MATERIAL PROVIDED -
──────
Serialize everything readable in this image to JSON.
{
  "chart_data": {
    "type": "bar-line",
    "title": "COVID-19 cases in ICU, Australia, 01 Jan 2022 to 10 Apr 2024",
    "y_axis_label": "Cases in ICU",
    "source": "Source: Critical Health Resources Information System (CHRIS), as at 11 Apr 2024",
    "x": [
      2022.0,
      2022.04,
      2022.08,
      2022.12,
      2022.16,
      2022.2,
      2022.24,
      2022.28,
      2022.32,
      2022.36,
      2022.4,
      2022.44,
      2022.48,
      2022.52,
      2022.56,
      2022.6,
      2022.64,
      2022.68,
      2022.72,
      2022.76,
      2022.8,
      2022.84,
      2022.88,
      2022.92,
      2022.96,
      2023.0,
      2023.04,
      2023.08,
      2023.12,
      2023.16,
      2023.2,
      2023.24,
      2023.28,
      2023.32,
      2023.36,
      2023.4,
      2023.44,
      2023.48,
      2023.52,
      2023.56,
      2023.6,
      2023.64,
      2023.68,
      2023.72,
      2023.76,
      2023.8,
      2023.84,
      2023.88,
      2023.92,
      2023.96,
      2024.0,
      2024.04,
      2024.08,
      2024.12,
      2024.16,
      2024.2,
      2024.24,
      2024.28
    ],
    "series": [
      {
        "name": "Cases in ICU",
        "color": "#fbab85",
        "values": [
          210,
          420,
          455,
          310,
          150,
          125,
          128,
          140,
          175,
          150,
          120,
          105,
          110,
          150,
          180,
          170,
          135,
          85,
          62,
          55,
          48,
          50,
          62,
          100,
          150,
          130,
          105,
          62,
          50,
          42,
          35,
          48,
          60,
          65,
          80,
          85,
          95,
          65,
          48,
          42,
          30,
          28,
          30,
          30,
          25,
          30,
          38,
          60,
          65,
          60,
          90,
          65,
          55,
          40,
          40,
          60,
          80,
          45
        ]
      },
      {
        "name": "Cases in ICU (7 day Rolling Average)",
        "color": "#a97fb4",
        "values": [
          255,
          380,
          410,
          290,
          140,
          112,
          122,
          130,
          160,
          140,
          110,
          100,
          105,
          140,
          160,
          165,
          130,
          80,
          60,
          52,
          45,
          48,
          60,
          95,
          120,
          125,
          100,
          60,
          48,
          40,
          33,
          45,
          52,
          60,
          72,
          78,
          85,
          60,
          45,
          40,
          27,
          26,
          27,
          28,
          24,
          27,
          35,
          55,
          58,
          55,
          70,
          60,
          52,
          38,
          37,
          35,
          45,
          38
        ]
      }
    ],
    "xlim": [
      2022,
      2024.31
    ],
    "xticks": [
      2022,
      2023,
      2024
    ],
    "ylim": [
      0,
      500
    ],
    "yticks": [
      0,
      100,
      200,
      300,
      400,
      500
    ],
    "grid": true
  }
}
──────
Would you reproduce the material above in full, exactly as given?

Serialize everything readable in this image to JSON.
{
  "chart_data": {
    "type": "bar-line",
    "title": "COVID-19 cases in ICU, Australia, 01 Jan 2022 to 10 Apr 2024",
    "y_axis_label": "Cases in ICU",
    "source": "Source: Critical Health Resources Information System (CHRIS), as at 11 Apr 2024",
    "x": [
      2022.0,
      2022.04,
      2022.08,
      2022.12,
      2022.16,
      2022.2,
      2022.24,
      2022.28,
      2022.32,
      2022.36,
      2022.4,
      2022.44,
      2022.48,
      2022.52,
      2022.56,
      2022.6,
      2022.64,
      2022.68,
      2022.72,
      2022.76,
      2022.8,
      2022.84,
      2022.88,
      2022.92,
      2022.96,
      2023.0,
      2023.04,
      2023.08,
      2023.12,
      2023.16,
      2023.2,
      2023.24,
      2023.28,
      2023.32,
      2023.36,
      2023.4,
      2023.44,
      2023.48,
      2023.52,
      2023.56,
      2023.6,
      2023.64,
      2023.68,
      2023.72,
      2023.76,
      2023.8,
      2023.84,
      2023.88,
      2023.92,
      2023.96,
      2024.0,
      2024.04,
      2024.08,
      2024.12,
      2024.16,
      2024.2,
      2024.24,
      2024.28
    ],
    "series": [
      {
        "name": "Cases in ICU",
        "color": "#fbab85",
        "values": [
          210,
          420,
          455,
          310,
          150,
          125,
          128,
          140,
          175,
          150,
          120,
          105,
          110,
          150,
          180,
          170,
          135,
          85,
          62,
          55,
          48,
          50,
          62,
          100,
          150,
          130,
          105,
          62,
          50,
          42,
          35,
          48,
          60,
          65,
          80,
          85,
          95,
          65,
          48,
          42,
          30,
          28,
          30,
          30,
          25,
          30,
          38,
          60,
          65,
          60,
          90,
          65,
          55,
          40,
          40,
          60,
          80,
          45
        ]
      },
      {
        "name": "Cases in ICU (7 day Rolling Average)",
        "color": "#a97fb4",
        "values": [
          255,
          380,
          410,
          290,
          140,
          112,
          122,
          130,
          160,
          140,
          110,
          100,
          105,
          140,
          160,
          165,
          130,
          80,
          60,
          52,
          45,
          48,
          60,
          95,
          120,
          125,
          100,
          60,
          48,
          40,
          33,
          45,
          52,
          60,
          72,
          78,
          85,
          60,
          45,
          40,
          27,
          26,
          27,
          28,
          24,
          27,
          35,
          55,
          58,
          55,
          70,
          60,
          52,
          38,
          37,
          35,
          45,
          38
        ]
      }
    ],
    "xlim": [
      2022,
      2024.31
    ],
    "xticks": [
      2022,
      2023,
      2024
    ],
    "ylim": [
      0,
      500
    ],
    "yticks": [
      0,
      100,
      200,
      300,
      400,
      500
    ],
    "grid": true
  }
}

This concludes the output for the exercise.